++++ INPUT FOR THIS TASK ++++
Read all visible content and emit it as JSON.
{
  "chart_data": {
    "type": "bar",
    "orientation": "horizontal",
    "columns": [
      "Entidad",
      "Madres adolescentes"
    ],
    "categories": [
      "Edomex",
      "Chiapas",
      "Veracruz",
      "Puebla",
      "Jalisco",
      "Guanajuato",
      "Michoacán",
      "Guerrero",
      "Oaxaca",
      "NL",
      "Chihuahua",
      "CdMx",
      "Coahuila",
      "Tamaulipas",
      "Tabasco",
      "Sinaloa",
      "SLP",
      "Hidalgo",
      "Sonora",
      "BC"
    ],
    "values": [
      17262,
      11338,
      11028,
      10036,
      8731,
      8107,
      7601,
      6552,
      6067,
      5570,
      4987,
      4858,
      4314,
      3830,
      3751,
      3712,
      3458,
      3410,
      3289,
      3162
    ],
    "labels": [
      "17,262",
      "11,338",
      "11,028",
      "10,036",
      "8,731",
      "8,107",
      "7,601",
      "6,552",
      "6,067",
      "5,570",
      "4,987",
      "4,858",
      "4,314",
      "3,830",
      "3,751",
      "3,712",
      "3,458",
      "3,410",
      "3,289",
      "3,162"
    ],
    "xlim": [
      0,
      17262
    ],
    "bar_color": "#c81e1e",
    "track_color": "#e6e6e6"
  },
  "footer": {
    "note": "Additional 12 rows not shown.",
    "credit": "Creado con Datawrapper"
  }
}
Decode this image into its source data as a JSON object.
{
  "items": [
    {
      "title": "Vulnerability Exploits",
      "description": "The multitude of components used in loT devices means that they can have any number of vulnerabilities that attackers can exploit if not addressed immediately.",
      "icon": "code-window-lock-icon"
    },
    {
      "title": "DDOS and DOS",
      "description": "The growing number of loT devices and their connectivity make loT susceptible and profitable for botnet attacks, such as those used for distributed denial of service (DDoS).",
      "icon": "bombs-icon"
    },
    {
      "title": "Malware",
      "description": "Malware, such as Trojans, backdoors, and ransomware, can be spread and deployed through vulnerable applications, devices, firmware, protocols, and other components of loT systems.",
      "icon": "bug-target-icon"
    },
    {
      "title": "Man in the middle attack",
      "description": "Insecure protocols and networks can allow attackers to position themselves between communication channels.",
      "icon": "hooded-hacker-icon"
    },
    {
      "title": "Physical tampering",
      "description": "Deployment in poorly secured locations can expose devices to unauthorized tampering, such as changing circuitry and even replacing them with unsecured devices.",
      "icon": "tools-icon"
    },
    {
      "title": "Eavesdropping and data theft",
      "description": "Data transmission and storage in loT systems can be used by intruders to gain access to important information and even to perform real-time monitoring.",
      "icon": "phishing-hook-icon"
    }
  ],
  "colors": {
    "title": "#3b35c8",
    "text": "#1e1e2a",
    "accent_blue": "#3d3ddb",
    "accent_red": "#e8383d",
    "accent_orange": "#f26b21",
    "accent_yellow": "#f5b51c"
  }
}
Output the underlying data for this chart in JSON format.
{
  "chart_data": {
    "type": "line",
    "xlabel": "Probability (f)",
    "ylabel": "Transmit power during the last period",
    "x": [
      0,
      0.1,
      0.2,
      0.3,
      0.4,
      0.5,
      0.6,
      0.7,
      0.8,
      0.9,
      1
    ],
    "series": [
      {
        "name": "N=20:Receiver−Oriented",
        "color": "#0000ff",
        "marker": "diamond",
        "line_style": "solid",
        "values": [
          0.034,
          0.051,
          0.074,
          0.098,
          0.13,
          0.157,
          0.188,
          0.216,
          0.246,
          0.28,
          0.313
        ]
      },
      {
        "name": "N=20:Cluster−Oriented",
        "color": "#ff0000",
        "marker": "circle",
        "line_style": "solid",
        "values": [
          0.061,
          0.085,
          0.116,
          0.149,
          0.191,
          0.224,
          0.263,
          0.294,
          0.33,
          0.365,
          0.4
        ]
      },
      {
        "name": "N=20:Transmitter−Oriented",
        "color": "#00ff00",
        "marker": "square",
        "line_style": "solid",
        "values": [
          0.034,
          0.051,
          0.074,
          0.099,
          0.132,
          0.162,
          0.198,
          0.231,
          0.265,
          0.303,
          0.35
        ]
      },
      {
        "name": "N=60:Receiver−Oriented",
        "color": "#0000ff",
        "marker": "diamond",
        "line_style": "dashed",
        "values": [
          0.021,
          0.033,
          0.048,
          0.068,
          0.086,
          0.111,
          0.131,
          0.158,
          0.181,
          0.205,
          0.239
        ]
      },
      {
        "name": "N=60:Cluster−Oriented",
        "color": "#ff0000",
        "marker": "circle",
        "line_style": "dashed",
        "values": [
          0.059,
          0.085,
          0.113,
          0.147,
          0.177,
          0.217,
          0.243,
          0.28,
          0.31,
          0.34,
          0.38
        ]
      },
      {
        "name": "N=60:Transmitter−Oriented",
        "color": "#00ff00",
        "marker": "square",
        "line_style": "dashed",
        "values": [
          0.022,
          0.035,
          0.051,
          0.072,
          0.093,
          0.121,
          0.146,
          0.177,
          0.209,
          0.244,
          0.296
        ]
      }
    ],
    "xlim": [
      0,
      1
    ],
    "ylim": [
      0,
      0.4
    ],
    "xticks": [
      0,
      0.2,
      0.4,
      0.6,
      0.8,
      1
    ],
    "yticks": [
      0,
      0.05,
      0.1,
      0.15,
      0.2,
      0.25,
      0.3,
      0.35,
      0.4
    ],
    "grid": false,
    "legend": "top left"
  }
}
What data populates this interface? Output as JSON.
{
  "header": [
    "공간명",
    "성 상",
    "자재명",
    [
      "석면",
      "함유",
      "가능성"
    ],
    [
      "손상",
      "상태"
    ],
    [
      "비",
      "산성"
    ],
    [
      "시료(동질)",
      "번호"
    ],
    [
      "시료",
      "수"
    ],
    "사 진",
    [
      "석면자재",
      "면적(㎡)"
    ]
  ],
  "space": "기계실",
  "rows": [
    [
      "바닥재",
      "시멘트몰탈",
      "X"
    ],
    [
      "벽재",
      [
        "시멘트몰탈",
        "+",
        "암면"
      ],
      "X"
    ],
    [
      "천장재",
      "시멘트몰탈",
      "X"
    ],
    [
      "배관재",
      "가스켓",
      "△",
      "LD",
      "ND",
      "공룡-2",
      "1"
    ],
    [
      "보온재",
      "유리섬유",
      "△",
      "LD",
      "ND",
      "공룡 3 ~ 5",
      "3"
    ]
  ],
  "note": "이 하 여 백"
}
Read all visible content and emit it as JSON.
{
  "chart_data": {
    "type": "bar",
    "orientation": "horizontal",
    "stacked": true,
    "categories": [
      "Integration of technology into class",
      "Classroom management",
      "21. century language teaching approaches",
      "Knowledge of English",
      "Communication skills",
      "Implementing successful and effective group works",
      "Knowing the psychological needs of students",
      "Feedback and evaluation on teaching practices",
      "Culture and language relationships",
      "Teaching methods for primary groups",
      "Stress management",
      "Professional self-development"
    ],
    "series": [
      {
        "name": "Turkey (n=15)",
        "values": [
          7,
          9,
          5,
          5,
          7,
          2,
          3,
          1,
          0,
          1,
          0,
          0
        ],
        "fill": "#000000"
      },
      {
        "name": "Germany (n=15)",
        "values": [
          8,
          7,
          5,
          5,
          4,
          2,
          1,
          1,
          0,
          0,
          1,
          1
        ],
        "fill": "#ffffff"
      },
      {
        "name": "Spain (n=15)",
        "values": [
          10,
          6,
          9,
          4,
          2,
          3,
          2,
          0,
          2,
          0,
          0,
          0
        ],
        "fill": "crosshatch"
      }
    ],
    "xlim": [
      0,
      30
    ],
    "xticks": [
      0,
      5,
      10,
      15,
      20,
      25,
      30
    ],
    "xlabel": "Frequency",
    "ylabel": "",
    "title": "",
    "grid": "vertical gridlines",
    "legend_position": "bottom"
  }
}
++++
**WHAT IS EXPECTED:** Where a line above contains the word "management", copy that line.

**TASK ANSWER:**
      "Classroom management",
      "Stress management",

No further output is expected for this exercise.